§ **Exercise prompt**
Look through the material below. Copy every line with the string "trace" in it.

§ **Excerpts from a figure dataset**

+ + +

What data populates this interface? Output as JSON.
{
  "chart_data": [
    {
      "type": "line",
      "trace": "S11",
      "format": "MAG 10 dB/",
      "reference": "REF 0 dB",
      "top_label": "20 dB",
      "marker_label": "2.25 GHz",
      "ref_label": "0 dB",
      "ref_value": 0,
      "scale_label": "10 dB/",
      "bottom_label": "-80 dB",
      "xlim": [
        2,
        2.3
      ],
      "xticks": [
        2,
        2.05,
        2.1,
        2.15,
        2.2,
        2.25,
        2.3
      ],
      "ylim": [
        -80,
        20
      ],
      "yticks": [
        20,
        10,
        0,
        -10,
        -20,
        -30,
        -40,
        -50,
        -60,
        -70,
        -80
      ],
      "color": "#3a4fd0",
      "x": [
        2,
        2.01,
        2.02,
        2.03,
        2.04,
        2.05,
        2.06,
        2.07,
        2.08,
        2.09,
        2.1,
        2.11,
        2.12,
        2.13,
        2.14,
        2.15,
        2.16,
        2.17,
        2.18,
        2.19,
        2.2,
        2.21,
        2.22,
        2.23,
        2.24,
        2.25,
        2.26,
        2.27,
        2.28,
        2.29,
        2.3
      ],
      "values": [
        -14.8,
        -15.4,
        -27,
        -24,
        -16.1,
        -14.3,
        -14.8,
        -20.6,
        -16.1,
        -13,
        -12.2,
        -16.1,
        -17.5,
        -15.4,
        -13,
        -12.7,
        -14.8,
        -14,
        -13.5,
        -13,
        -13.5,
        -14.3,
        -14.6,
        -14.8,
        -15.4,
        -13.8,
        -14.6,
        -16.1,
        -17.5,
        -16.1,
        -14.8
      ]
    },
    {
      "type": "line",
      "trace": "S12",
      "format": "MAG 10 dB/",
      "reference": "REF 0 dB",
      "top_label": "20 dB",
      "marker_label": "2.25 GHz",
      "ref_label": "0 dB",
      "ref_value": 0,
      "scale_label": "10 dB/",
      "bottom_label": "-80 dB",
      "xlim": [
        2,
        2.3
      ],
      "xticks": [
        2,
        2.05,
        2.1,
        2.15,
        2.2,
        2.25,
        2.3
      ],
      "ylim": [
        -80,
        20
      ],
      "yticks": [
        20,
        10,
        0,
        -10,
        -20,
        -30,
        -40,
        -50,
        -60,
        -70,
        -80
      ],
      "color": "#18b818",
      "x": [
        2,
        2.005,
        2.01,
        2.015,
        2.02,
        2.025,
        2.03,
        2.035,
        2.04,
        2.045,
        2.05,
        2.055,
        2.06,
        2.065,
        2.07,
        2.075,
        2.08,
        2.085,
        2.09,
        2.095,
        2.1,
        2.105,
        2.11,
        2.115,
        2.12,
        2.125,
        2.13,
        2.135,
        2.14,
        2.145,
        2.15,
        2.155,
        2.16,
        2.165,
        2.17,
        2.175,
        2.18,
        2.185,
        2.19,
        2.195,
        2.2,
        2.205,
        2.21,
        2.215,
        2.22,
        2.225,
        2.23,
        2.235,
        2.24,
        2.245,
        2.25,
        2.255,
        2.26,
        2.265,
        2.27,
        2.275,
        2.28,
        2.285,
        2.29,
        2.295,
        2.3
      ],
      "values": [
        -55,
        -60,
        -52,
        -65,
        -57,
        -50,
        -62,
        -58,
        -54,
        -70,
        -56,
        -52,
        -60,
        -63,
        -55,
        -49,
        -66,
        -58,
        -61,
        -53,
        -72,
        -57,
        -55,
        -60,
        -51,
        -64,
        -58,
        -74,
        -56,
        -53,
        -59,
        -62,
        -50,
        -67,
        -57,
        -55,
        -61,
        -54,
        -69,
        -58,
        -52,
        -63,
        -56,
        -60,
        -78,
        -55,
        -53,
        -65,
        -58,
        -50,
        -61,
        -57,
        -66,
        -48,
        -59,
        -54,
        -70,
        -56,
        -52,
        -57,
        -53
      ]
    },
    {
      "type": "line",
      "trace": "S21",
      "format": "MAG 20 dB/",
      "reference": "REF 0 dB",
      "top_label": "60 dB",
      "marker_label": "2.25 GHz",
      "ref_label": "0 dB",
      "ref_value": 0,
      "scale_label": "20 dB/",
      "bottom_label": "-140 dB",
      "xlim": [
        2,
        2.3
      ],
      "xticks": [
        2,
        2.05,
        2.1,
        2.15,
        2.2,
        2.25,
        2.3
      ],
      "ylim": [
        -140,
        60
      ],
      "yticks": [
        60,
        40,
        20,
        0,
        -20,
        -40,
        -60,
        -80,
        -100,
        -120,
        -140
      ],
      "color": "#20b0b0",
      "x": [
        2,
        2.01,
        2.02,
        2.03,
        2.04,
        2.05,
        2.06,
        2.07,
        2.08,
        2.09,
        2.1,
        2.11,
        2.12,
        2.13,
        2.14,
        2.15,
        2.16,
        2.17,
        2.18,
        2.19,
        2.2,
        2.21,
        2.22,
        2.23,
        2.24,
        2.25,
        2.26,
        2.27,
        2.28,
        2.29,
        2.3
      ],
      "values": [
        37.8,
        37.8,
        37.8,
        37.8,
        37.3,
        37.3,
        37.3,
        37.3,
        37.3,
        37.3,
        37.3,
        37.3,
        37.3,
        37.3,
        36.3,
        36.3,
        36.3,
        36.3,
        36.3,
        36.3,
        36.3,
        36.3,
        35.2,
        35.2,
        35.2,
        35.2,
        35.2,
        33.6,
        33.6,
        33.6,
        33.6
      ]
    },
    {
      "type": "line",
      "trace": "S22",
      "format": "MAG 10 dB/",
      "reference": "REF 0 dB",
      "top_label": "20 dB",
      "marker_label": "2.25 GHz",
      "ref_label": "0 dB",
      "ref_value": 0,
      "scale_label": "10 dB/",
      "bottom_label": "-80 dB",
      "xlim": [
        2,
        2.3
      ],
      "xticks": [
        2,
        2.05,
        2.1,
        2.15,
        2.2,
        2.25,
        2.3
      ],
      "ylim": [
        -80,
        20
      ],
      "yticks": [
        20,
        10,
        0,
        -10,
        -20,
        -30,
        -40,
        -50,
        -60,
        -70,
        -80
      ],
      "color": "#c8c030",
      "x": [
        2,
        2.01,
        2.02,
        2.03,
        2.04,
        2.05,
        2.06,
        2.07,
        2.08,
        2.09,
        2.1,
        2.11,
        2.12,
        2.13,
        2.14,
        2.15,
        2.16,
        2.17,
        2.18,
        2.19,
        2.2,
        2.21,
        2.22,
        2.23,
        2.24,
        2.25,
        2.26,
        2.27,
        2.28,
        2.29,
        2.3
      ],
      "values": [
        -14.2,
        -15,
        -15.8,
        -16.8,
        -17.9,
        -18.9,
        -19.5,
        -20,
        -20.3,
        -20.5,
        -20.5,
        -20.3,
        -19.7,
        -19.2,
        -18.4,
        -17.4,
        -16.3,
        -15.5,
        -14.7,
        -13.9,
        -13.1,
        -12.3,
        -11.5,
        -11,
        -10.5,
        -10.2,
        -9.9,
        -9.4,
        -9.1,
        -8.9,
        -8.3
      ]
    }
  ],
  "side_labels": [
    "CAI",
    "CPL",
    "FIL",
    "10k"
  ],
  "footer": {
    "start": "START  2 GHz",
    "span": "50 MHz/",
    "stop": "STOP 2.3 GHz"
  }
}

+ + +

§ **Answer to this exercise**
      "trace": "S11",
      "trace": "S12",
      "trace": "S21",
      "trace": "S22",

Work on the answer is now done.